• [Material]:
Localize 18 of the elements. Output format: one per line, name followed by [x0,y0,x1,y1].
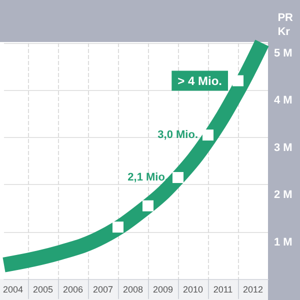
y-tick-label: 1 M [274,236,292,248]
x-tick-label: 2010 [182,284,204,294]
chart-title: PR Kr [278,12,294,38]
x-tick-label: 2012 [242,284,264,294]
x-tick-label: 2005 [32,284,54,294]
annotation: > 4 Mio. [178,74,222,88]
y-tick-label: 2 M [274,189,292,202]
annotation: 3,0 Mio. [158,129,198,142]
y-tick-label: 3 M [274,142,292,154]
x-tick-label: 2011 [213,284,233,294]
annotation: 2,1 Mio. [128,172,168,184]
y-tick-label: 4 M [274,94,292,107]
x-tick-label: 2006 [62,284,84,294]
x-tick-label: 2004 [2,284,24,294]
y-tick-label: 5 M [274,48,292,60]
x-tick-label: 2007 [92,284,114,294]
x-tick-label: 2008 [122,284,144,294]
x-tick-label: 2009 [152,284,174,294]
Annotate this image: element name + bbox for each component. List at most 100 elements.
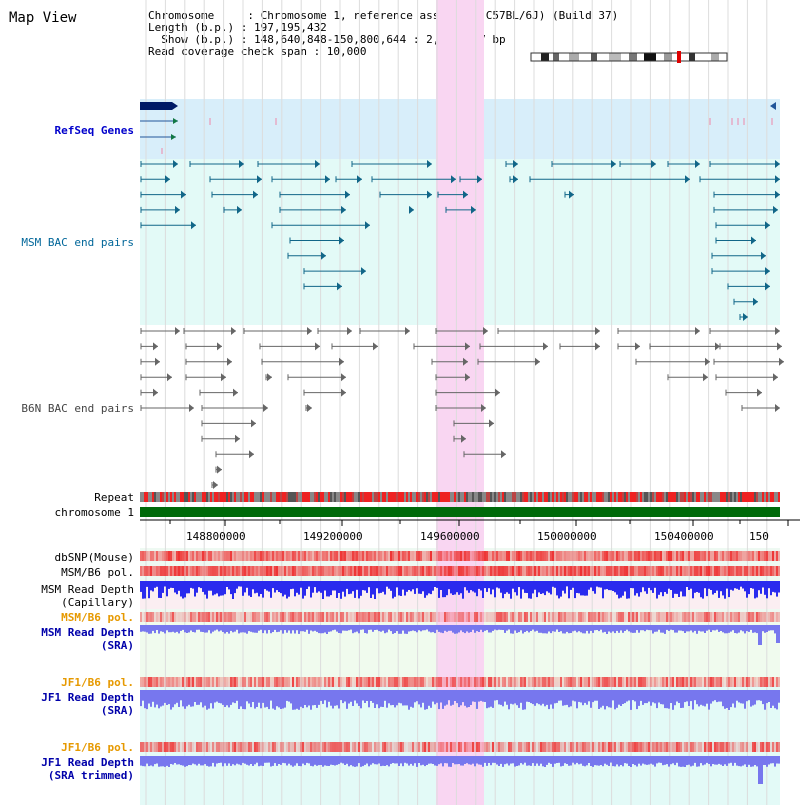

• [Exercise]:
Please recast the records above as one numbered list with every line in its own item, leaving out blank lines and the pictures.

• [Written solution]:
1. Localize 18 of the elements. Output format: one per line, name followed by [x0,y0,x1,y1].
2. y-tick-label: 1 M [274,236,292,248]
3. x-tick-label: 2010 [182,284,204,294]
4. chart-title: PR Kr [278,12,294,38]
5. x-tick-label: 2012 [242,284,264,294]
6. x-tick-label: 2005 [32,284,54,294]
7. annotation: > 4 Mio. [178,74,222,88]
8. y-tick-label: 2 M [274,189,292,202]
9. annotation: 3,0 Mio. [158,129,198,142]
10. y-tick-label: 3 M [274,142,292,154]
11. x-tick-label: 2011 [213,284,233,294]
12. annotation: 2,1 Mio. [128,172,168,184]
13. y-tick-label: 4 M [274,94,292,107]
14. x-tick-label: 2006 [62,284,84,294]
15. x-tick-label: 2004 [2,284,24,294]
16. y-tick-label: 5 M [274,48,292,60]
17. x-tick-label: 2007 [92,284,114,294]
18. x-tick-label: 2008 [122,284,144,294]
19. x-tick-label: 2009 [152,284,174,294]
20. Annotate this image: element name + bbox for each component. List at most 100 elements.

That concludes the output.